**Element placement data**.
⟨

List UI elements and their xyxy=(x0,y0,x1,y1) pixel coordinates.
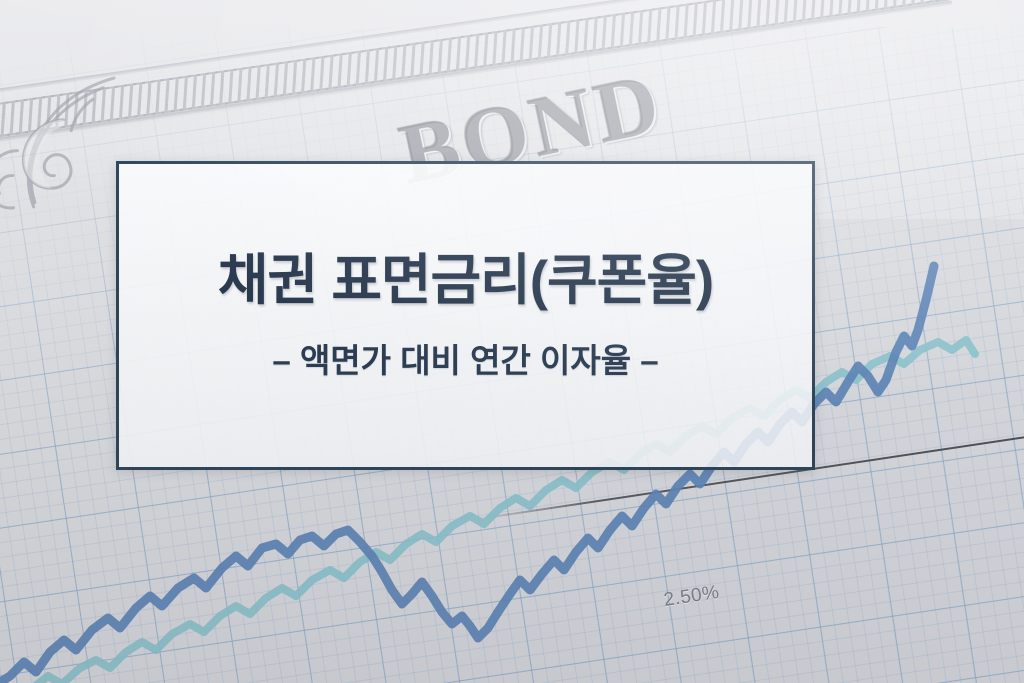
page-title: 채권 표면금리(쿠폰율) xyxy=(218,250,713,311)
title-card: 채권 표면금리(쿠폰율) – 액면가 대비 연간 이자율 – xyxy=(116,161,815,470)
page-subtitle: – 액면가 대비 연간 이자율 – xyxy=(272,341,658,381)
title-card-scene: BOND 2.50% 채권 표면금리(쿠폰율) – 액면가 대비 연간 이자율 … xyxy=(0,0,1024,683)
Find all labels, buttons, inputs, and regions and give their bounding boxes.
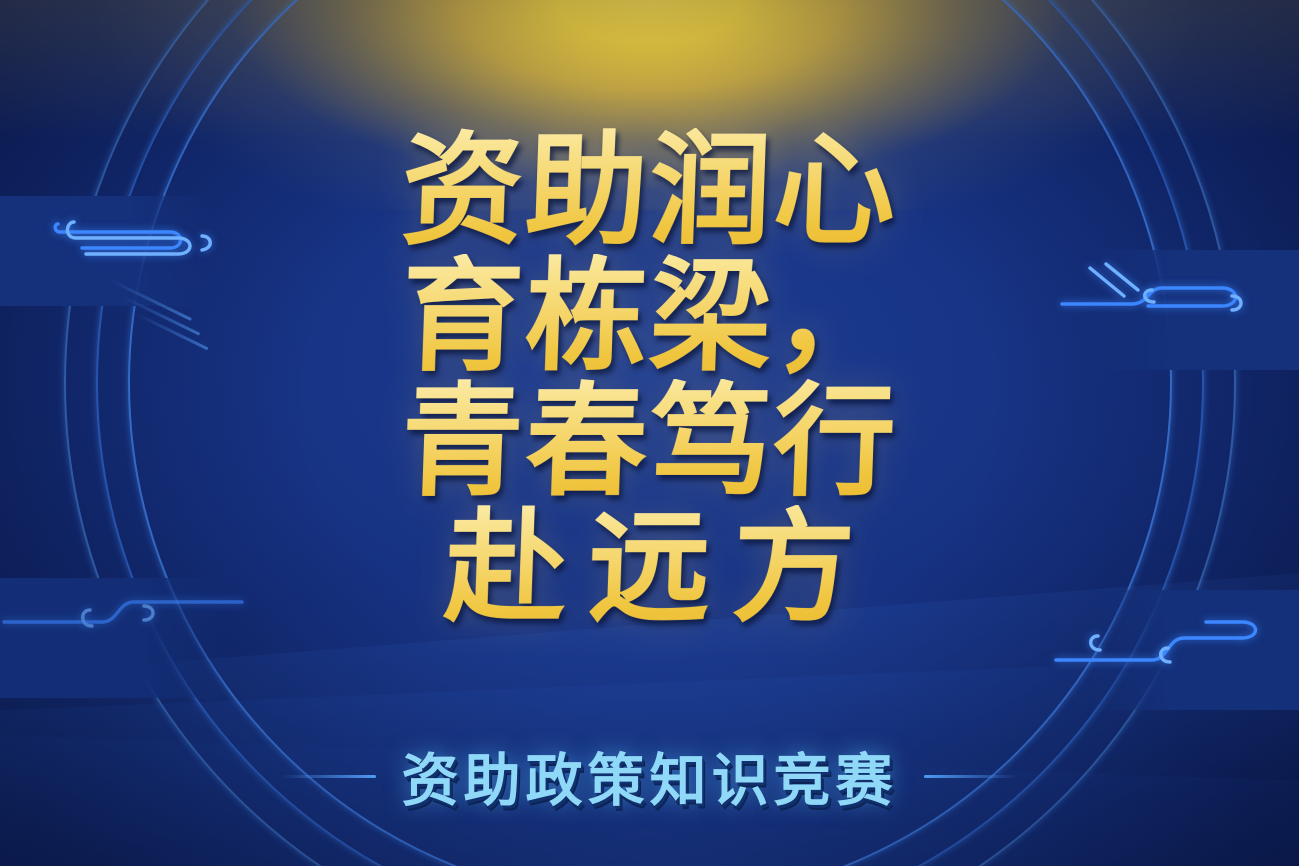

⟩

**Request**. Switch "bounding boxes" to "enclosing boxes" in the lines above and write them out again with nothing else altered. Leave the pictures out.

**Problem solution**.
List UI elements and their xyxy=(x0,y0,x1,y1) pixel coordinates.
page-title: 채권 표면금리(쿠폰율) xyxy=(218,250,713,311)
title-card: 채권 표면금리(쿠폰율) – 액면가 대비 연간 이자율 – xyxy=(116,161,815,470)
page-subtitle: – 액면가 대비 연간 이자율 – xyxy=(272,341,658,381)
title-card-scene: BOND 2.50% 채권 표면금리(쿠폰율) – 액면가 대비 연간 이자율 … xyxy=(0,0,1024,683)
Find all labels, buttons, inputs, and regions and give their enclosing boxes.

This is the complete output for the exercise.